▶ **Problem to solve**
Select each line where the word "ylabel" appears.

▶ **Data for the task**
_ _ _ _ _ _ _
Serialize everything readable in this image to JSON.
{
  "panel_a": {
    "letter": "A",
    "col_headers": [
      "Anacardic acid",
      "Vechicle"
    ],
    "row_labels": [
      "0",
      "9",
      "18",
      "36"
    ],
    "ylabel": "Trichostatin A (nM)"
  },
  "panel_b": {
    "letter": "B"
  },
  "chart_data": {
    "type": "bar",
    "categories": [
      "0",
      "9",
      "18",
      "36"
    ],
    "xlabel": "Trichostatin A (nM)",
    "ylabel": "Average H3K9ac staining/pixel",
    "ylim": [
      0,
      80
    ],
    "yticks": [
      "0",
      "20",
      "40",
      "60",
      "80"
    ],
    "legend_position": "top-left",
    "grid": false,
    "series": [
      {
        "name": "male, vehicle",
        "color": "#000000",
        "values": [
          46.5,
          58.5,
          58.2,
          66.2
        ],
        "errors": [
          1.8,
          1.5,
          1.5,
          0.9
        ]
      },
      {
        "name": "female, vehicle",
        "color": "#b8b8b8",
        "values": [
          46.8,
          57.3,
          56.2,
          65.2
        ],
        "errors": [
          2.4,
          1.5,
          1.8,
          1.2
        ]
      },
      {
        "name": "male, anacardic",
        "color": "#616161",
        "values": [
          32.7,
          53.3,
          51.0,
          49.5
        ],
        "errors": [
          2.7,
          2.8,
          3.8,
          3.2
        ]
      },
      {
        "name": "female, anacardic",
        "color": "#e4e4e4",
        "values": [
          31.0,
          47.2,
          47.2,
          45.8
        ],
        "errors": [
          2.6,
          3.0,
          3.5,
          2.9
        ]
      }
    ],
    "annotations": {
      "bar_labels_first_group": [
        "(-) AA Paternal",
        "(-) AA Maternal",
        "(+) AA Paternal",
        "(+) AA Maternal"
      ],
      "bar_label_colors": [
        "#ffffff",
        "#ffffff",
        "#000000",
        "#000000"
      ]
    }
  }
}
_ _ _ _ _ _ _
▶ **The reply**
    "ylabel": "Trichostatin A (nM)"
    "ylabel": "Average H3K9ac staining/pixel",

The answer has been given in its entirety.